Problem description: Repeat each entry as written, dropping any picture you find.

Entries supplied:
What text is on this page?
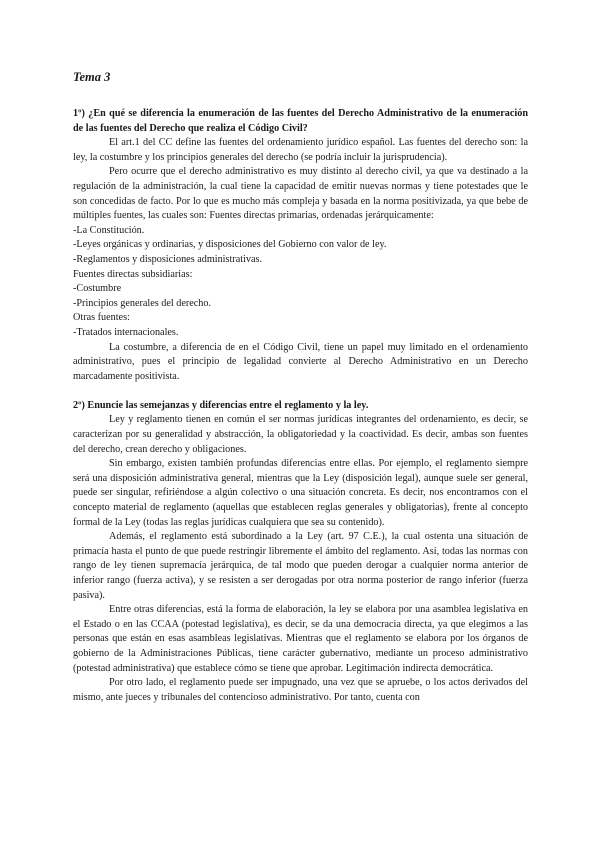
Tema 3
1º) ¿En qué se diferencia la enumeración de las fuentes del Derecho Administrativo de la enumeración de las fuentes del Derecho que realiza el Código Civil?

El art.1 del CC define las fuentes del ordenamiento jurídico español. Las fuentes del derecho son: la ley, la costumbre y los principios generales del derecho (se podría incluir la jurisprudencia).

Pero ocurre que el derecho administrativo es muy distinto al derecho civil, ya que va destinado a la regulación de la administración, la cual tiene la capacidad de emitir nuevas normas y tiene potestades que le son concedidas de facto. Por lo que es mucho más compleja y basada en la norma positivizada, ya que bebe de múltiples fuentes, las cuales son: Fuentes directas primarias, ordenadas jerárquicamente:

-La Constitución.

-Leyes orgánicas y ordinarias, y disposiciones del Gobierno con valor de ley.

-Reglamentos y disposiciones administrativas.

Fuentes directas subsidiarias:

-Costumbre

-Principios generales del derecho.

Otras fuentes:

-Tratados internacionales.

La costumbre, a diferencia de en el Código Civil, tiene un papel muy limitado en el ordenamiento administrativo, pues el principio de legalidad convierte al Derecho Administrativo en un Derecho marcadamente positivista.

2º) Enuncie las semejanzas y diferencias entre el reglamento y la ley.

Ley y reglamento tienen en común el ser normas jurídicas integrantes del ordenamiento, es decir, se caracterizan por su generalidad y abstracción, la obligatoriedad y la coactividad. Es decir, ambas son fuentes del derecho, crean derecho y obligaciones.

Sin embargo, existen también profundas diferencias entre ellas. Por ejemplo, el reglamento siempre será una disposición administrativa general, mientras que la Ley (disposición legal), aunque suele ser general, puede ser singular, refiriéndose a algún colectivo o una situación concreta. Es decir, nos encontramos con el concepto material de reglamento (aquellas que establecen reglas generales y obligatorias), frente al concepto formal de la Ley (todas las reglas jurídicas cualquiera que sea su contenido).

Además, el reglamento está subordinado a la Ley (art. 97 C.E.), la cual ostenta una situación de primacía hasta el punto de que puede restringir libremente el ámbito del reglamento. Así, todas las normas con rango de ley tienen supremacía jerárquica, de tal modo que pueden derogar a cualquier norma anterior de inferior rango (fuerza activa), y se resisten a ser derogadas por otra norma posterior de rango inferior (fuerza pasiva).

Entre otras diferencias, está la forma de elaboración, la ley se elabora por una asamblea legislativa en el Estado o en las CCAA (potestad legislativa), es decir, se da una democracia directa, ya que elegimos a las personas que están en esas asambleas legislativas. Mientras que el reglamento se elabora por los órganos de gobierno de la Administraciones Públicas, tiene carácter gubernativo, mediante un proceso administrativo (potestad administrativa) que establece cómo se tiene que aprobar. Legitimación indirecta democrática.

Por otro lado, el reglamento puede ser impugnado, una vez que se apruebe, o los actos derivados del mismo, ante jueces y tribunales del contencioso administrativo. Por tanto, cuenta con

Finished exercise:
What text is on this page?
Tema 3
1º) ¿En qué se diferencia la enumeración de las fuentes del Derecho Administrativo de la enumeración de las fuentes del Derecho que realiza el Código Civil?

El art.1 del CC define las fuentes del ordenamiento jurídico español. Las fuentes del derecho son: la ley, la costumbre y los principios generales del derecho (se podría incluir la jurisprudencia).

Pero ocurre que el derecho administrativo es muy distinto al derecho civil, ya que va destinado a la regulación de la administración, la cual tiene la capacidad de emitir nuevas normas y tiene potestades que le son concedidas de facto. Por lo que es mucho más compleja y basada en la norma positivizada, ya que bebe de múltiples fuentes, las cuales son: Fuentes directas primarias, ordenadas jerárquicamente:

-La Constitución.

-Leyes orgánicas y ordinarias, y disposiciones del Gobierno con valor de ley.

-Reglamentos y disposiciones administrativas.

Fuentes directas subsidiarias:

-Costumbre

-Principios generales del derecho.

Otras fuentes:

-Tratados internacionales.

La costumbre, a diferencia de en el Código Civil, tiene un papel muy limitado en el ordenamiento administrativo, pues el principio de legalidad convierte al Derecho Administrativo en un Derecho marcadamente positivista.

2º) Enuncie las semejanzas y diferencias entre el reglamento y la ley.

Ley y reglamento tienen en común el ser normas jurídicas integrantes del ordenamiento, es decir, se caracterizan por su generalidad y abstracción, la obligatoriedad y la coactividad. Es decir, ambas son fuentes del derecho, crean derecho y obligaciones.

Sin embargo, existen también profundas diferencias entre ellas. Por ejemplo, el reglamento siempre será una disposición administrativa general, mientras que la Ley (disposición legal), aunque suele ser general, puede ser singular, refiriéndose a algún colectivo o una situación concreta. Es decir, nos encontramos con el concepto material de reglamento (aquellas que establecen reglas generales y obligatorias), frente al concepto formal de la Ley (todas las reglas jurídicas cualquiera que sea su contenido).

Además, el reglamento está subordinado a la Ley (art. 97 C.E.), la cual ostenta una situación de primacía hasta el punto de que puede restringir libremente el ámbito del reglamento. Así, todas las normas con rango de ley tienen supremacía jerárquica, de tal modo que pueden derogar a cualquier norma anterior de inferior rango (fuerza activa), y se resisten a ser derogadas por otra norma posterior de rango inferior (fuerza pasiva).

Entre otras diferencias, está la forma de elaboración, la ley se elabora por una asamblea legislativa en el Estado o en las CCAA (potestad legislativa), es decir, se da una democracia directa, ya que elegimos a las personas que están en esas asambleas legislativas. Mientras que el reglamento se elabora por los órganos de gobierno de la Administraciones Públicas, tiene carácter gubernativo, mediante un proceso administrativo (potestad administrativa) que establece cómo se tiene que aprobar. Legitimación indirecta democrática.

Por otro lado, el reglamento puede ser impugnado, una vez que se apruebe, o los actos derivados del mismo, ante jueces y tribunales del contencioso administrativo. Por tanto, cuenta con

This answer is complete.